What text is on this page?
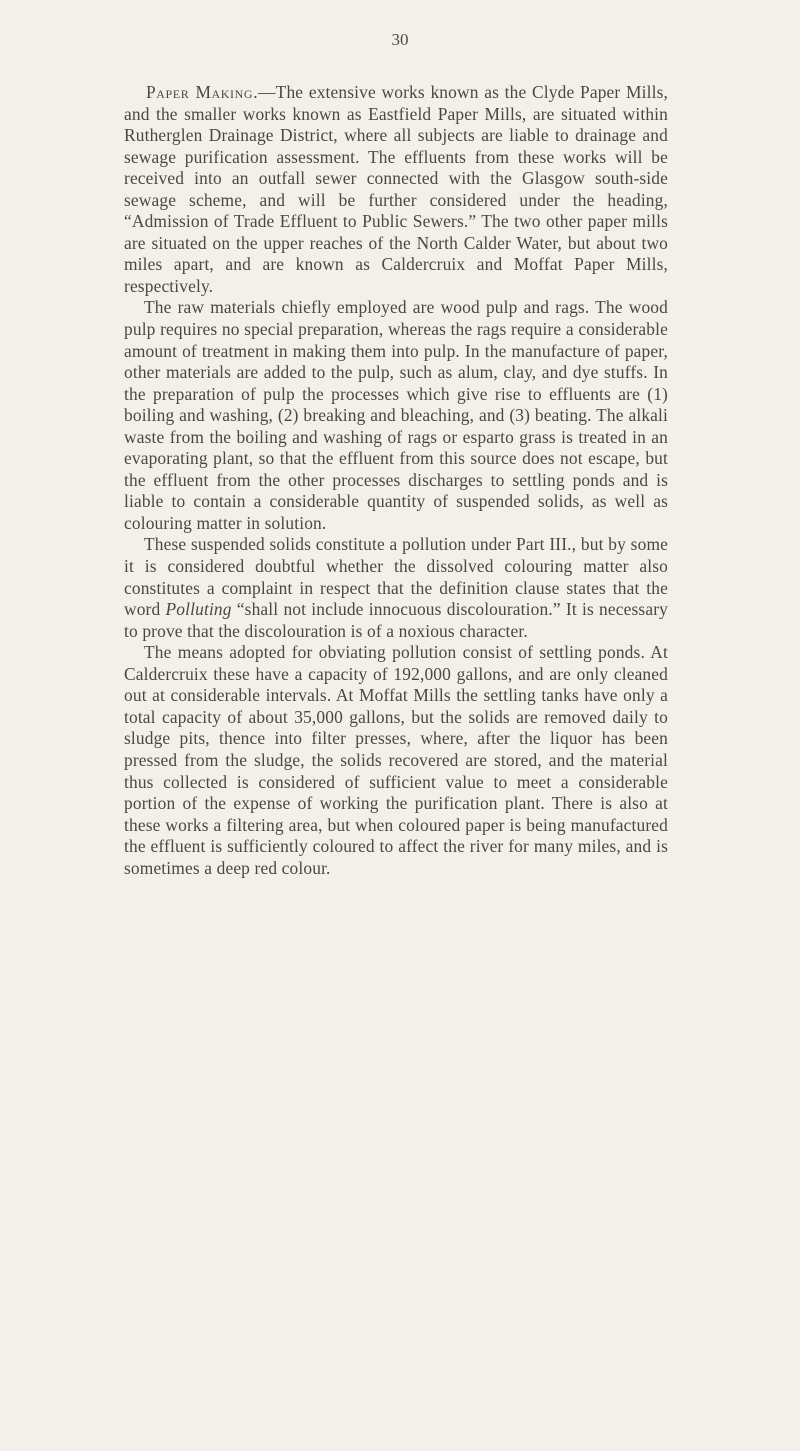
30

Paper Making.—The extensive works known as the Clyde Paper Mills, and the smaller works known as Eastfield Paper Mills, are situated within Rutherglen Drainage District, where all subjects are liable to drainage and sewage purification assessment. The effluents from these works will be received into an outfall sewer connected with the Glasgow south-side sewage scheme, and will be further considered under the heading, “Admission of Trade Effluent to Public Sewers.” The two other paper mills are situated on the upper reaches of the North Calder Water, but about two miles apart, and are known as Caldercruix and Moffat Paper Mills, respectively.

The raw materials chiefly employed are wood pulp and rags. The wood pulp requires no special preparation, whereas the rags require a considerable amount of treatment in making them into pulp. In the manufacture of paper, other materials are added to the pulp, such as alum, clay, and dye stuffs. In the preparation of pulp the processes which give rise to effluents are (1) boiling and washing, (2) breaking and bleaching, and (3) beating. The alkali waste from the boiling and washing of rags or esparto grass is treated in an evaporating plant, so that the effluent from this source does not escape, but the effluent from the other processes discharges to settling ponds and is liable to contain a considerable quantity of suspended solids, as well as colouring matter in solution.

These suspended solids constitute a pollution under Part III., but by some it is considered doubtful whether the dissolved colouring matter also constitutes a complaint in respect that the definition clause states that the word Polluting “shall not include innocuous discolouration.” It is necessary to prove that the discolouration is of a noxious character.

The means adopted for obviating pollution consist of settling ponds. At Caldercruix these have a capacity of 192,000 gallons, and are only cleaned out at considerable intervals. At Moffat Mills the settling tanks have only a total capacity of about 35,000 gallons, but the solids are removed daily to sludge pits, thence into filter presses, where, after the liquor has been pressed from the sludge, the solids recovered are stored, and the material thus collected is considered of sufficient value to meet a considerable portion of the expense of working the purification plant. There is also at these works a filtering area, but when coloured paper is being manufactured the effluent is sufficiently coloured to affect the river for many miles, and is sometimes a deep red colour.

====

• Exercise details: Look through the material above and pick out each line holding the word "under".

• Full solution:
Paper Making.—The extensive works known as the Clyde Paper Mills, and the smaller works known as Eastfield Paper Mills, are situated within Rutherglen Drainage District, where all subjects are liable to drainage and sewage purification assessment. The effluents from these works will be received into an outfall sewer connected with the Glasgow south-side sewage scheme, and will be further considered under the heading, “Admission of Trade Effluent to Public Sewers.” The two other paper mills are situated on the upper reaches of the North Calder Water, but about two miles apart, and are known as Caldercruix and Moffat Paper Mills, respectively.
These suspended solids constitute a pollution under Part III., but by some it is considered doubtful whether the dissolved colouring matter also constitutes a complaint in respect that the definition clause states that the word Polluting “shall not include innocuous discolouration.” It is necessary to prove that the discolouration is of a noxious character.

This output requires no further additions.